━━ Material provided

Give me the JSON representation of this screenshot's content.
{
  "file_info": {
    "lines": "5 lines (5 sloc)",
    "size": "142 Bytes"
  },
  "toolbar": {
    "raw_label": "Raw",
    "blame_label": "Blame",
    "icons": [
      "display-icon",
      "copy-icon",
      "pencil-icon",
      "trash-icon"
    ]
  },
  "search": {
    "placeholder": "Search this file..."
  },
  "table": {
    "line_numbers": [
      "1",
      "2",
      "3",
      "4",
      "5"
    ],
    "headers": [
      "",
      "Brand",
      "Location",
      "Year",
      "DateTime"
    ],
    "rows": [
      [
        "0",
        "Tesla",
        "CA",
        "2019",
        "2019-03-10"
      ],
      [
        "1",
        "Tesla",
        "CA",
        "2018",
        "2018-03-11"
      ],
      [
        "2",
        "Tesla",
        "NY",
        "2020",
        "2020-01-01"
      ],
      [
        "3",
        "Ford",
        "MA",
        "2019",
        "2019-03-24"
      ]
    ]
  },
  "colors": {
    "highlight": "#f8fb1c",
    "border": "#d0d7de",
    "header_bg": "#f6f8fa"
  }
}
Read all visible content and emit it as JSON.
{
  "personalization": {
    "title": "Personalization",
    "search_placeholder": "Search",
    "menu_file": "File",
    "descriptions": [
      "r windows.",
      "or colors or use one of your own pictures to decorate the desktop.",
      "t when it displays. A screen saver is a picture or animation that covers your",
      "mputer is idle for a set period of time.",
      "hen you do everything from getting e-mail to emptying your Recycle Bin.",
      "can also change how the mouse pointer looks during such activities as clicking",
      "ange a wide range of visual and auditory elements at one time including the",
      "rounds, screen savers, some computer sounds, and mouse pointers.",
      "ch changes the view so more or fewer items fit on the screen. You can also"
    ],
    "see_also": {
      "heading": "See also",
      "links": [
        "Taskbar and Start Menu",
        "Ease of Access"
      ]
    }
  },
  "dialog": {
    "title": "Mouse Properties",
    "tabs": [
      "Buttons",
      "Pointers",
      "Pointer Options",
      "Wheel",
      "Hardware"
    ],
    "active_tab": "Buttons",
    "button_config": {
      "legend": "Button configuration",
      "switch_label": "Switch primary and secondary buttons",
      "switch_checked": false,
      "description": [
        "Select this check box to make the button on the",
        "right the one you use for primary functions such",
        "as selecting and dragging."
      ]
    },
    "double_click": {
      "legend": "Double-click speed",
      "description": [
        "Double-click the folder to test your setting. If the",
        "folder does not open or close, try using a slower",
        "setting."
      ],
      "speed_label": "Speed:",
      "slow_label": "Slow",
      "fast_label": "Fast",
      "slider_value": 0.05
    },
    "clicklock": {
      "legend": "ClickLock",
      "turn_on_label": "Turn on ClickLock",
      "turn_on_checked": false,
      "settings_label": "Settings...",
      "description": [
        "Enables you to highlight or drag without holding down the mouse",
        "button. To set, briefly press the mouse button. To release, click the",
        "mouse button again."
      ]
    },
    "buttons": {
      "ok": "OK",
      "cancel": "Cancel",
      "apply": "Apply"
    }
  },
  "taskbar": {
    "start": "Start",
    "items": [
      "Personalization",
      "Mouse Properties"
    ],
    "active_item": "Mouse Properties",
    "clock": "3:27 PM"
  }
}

━━━━

■ **Challenge**: Write out every entry exactly as given.

■ **Correct response**:
Give me the JSON representation of this screenshot's content.
{
  "file_info": {
    "lines": "5 lines (5 sloc)",
    "size": "142 Bytes"
  },
  "toolbar": {
    "raw_label": "Raw",
    "blame_label": "Blame",
    "icons": [
      "display-icon",
      "copy-icon",
      "pencil-icon",
      "trash-icon"
    ]
  },
  "search": {
    "placeholder": "Search this file..."
  },
  "table": {
    "line_numbers": [
      "1",
      "2",
      "3",
      "4",
      "5"
    ],
    "headers": [
      "",
      "Brand",
      "Location",
      "Year",
      "DateTime"
    ],
    "rows": [
      [
        "0",
        "Tesla",
        "CA",
        "2019",
        "2019-03-10"
      ],
      [
        "1",
        "Tesla",
        "CA",
        "2018",
        "2018-03-11"
      ],
      [
        "2",
        "Tesla",
        "NY",
        "2020",
        "2020-01-01"
      ],
      [
        "3",
        "Ford",
        "MA",
        "2019",
        "2019-03-24"
      ]
    ]
  },
  "colors": {
    "highlight": "#f8fb1c",
    "border": "#d0d7de",
    "header_bg": "#f6f8fa"
  }
}
Read all visible content and emit it as JSON.
{
  "personalization": {
    "title": "Personalization",
    "search_placeholder": "Search",
    "menu_file": "File",
    "descriptions": [
      "r windows.",
      "or colors or use one of your own pictures to decorate the desktop.",
      "t when it displays. A screen saver is a picture or animation that covers your",
      "mputer is idle for a set period of time.",
      "hen you do everything from getting e-mail to emptying your Recycle Bin.",
      "can also change how the mouse pointer looks during such activities as clicking",
      "ange a wide range of visual and auditory elements at one time including the",
      "rounds, screen savers, some computer sounds, and mouse pointers.",
      "ch changes the view so more or fewer items fit on the screen. You can also"
    ],
    "see_also": {
      "heading": "See also",
      "links": [
        "Taskbar and Start Menu",
        "Ease of Access"
      ]
    }
  },
  "dialog": {
    "title": "Mouse Properties",
    "tabs": [
      "Buttons",
      "Pointers",
      "Pointer Options",
      "Wheel",
      "Hardware"
    ],
    "active_tab": "Buttons",
    "button_config": {
      "legend": "Button configuration",
      "switch_label": "Switch primary and secondary buttons",
      "switch_checked": false,
      "description": [
        "Select this check box to make the button on the",
        "right the one you use for primary functions such",
        "as selecting and dragging."
      ]
    },
    "double_click": {
      "legend": "Double-click speed",
      "description": [
        "Double-click the folder to test your setting. If the",
        "folder does not open or close, try using a slower",
        "setting."
      ],
      "speed_label": "Speed:",
      "slow_label": "Slow",
      "fast_label": "Fast",
      "slider_value": 0.05
    },
    "clicklock": {
      "legend": "ClickLock",
      "turn_on_label": "Turn on ClickLock",
      "turn_on_checked": false,
      "settings_label": "Settings...",
      "description": [
        "Enables you to highlight or drag without holding down the mouse",
        "button. To set, briefly press the mouse button. To release, click the",
        "mouse button again."
      ]
    },
    "buttons": {
      "ok": "OK",
      "cancel": "Cancel",
      "apply": "Apply"
    }
  },
  "taskbar": {
    "start": "Start",
    "items": [
      "Personalization",
      "Mouse Properties"
    ],
    "active_item": "Mouse Properties",
    "clock": "3:27 PM"
  }
}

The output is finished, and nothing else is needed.